==== Record list

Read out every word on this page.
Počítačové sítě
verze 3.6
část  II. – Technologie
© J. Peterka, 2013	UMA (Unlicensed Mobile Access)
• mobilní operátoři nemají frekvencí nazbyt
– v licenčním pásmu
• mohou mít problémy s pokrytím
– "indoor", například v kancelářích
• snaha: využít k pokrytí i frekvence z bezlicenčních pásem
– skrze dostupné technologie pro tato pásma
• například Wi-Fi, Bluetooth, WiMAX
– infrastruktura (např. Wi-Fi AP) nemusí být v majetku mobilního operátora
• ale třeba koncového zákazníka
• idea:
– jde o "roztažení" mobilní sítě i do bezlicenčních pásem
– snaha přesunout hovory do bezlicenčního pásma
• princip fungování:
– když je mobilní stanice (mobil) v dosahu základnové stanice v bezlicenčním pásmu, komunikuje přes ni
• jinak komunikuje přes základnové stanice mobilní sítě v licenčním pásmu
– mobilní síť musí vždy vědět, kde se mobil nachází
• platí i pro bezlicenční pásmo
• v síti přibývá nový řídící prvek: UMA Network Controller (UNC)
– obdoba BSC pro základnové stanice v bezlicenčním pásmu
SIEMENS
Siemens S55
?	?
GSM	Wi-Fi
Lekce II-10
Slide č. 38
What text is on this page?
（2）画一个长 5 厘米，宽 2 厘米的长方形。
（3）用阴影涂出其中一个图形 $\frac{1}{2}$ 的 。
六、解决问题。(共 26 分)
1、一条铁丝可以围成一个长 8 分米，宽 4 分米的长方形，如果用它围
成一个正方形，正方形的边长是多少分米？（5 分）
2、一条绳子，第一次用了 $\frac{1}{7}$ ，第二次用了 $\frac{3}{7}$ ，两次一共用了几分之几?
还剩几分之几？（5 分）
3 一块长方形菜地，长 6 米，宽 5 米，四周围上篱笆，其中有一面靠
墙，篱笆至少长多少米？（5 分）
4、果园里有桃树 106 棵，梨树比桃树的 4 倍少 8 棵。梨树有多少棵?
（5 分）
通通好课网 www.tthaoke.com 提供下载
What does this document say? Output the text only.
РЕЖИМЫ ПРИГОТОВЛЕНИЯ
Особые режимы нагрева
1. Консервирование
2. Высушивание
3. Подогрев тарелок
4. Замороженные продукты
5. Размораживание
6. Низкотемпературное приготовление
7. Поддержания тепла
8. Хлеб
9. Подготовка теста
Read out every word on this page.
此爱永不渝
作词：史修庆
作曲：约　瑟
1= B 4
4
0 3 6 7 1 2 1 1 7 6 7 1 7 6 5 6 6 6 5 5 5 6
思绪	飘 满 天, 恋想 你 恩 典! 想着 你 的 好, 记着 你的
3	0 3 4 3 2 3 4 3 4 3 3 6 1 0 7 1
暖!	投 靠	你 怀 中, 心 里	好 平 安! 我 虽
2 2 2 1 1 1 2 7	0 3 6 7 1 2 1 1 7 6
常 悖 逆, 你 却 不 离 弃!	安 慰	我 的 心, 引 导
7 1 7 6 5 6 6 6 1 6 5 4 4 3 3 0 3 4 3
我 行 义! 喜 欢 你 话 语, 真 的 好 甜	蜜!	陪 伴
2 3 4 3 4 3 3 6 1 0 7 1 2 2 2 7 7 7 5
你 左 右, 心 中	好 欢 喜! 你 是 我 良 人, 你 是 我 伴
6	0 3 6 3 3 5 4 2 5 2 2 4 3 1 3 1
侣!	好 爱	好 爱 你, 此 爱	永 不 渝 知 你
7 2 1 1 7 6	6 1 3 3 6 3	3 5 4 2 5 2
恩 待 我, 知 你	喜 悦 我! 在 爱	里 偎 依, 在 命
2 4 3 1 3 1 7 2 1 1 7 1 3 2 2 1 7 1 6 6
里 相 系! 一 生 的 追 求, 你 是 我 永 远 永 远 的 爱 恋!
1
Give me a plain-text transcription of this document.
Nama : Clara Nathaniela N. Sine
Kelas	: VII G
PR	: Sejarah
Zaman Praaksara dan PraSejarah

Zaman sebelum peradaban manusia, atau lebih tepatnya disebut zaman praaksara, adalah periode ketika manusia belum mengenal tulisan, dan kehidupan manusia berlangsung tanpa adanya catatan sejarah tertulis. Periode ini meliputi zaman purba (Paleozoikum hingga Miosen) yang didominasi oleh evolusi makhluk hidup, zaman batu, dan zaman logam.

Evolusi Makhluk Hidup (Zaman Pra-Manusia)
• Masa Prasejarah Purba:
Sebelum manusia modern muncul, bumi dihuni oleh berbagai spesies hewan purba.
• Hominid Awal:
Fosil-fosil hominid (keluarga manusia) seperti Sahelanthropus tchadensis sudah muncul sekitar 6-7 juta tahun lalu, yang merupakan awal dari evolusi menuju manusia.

========

§ Exercise
Reproduce exactly, with nothing added, the lines from the one that contains "What does this" to the end of the data.

§ Right answer
What does this document say? Output the text only.
РЕЖИМЫ ПРИГОТОВЛЕНИЯ
Особые режимы нагрева
1. Консервирование
2. Высушивание
3. Подогрев тарелок
4. Замороженные продукты
5. Размораживание
6. Низкотемпературное приготовление
7. Поддержания тепла
8. Хлеб
9. Подготовка теста
Read out every word on this page.
此爱永不渝
作词：史修庆
作曲：约　瑟
1= B 4
4
0 3 6 7 1 2 1 1 7 6 7 1 7 6 5 6 6 6 5 5 5 6
思绪	飘 满 天, 恋想 你 恩 典! 想着 你 的 好, 记着 你的
3	0 3 4 3 2 3 4 3 4 3 3 6 1 0 7 1
暖!	投 靠	你 怀 中, 心 里	好 平 安! 我 虽
2 2 2 1 1 1 2 7	0 3 6 7 1 2 1 1 7 6
常 悖 逆, 你 却 不 离 弃!	安 慰	我 的 心, 引 导
7 1 7 6 5 6 6 6 1 6 5 4 4 3 3 0 3 4 3
我 行 义! 喜 欢 你 话 语, 真 的 好 甜	蜜!	陪 伴
2 3 4 3 4 3 3 6 1 0 7 1 2 2 2 7 7 7 5
你 左 右, 心 中	好 欢 喜! 你 是 我 良 人, 你 是 我 伴
6	0 3 6 3 3 5 4 2 5 2 2 4 3 1 3 1
侣!	好 爱	好 爱 你, 此 爱	永 不 渝 知 你
7 2 1 1 7 6	6 1 3 3 6 3	3 5 4 2 5 2
恩 待 我, 知 你	喜 悦 我! 在 爱	里 偎 依, 在 命
2 4 3 1 3 1 7 2 1 1 7 1 3 2 2 1 7 1 6 6
里 相 系! 一 生 的 追 求, 你 是 我 永 远 永 远 的 爱 恋!
1
Give me a plain-text transcription of this document.
Nama : Clara Nathaniela N. Sine
Kelas	: VII G
PR	: Sejarah
Zaman Praaksara dan PraSejarah

Zaman sebelum peradaban manusia, atau lebih tepatnya disebut zaman praaksara, adalah periode ketika manusia belum mengenal tulisan, dan kehidupan manusia berlangsung tanpa adanya catatan sejarah tertulis. Periode ini meliputi zaman purba (Paleozoikum hingga Miosen) yang didominasi oleh evolusi makhluk hidup, zaman batu, dan zaman logam.

Evolusi Makhluk Hidup (Zaman Pra-Manusia)
• Masa Prasejarah Purba:
Sebelum manusia modern muncul, bumi dihuni oleh berbagai spesies hewan purba.
• Hominid Awal:
Fosil-fosil hominid (keluarga manusia) seperti Sahelanthropus tchadensis sudah muncul sekitar 6-7 juta tahun lalu, yang merupakan awal dari evolusi menuju manusia.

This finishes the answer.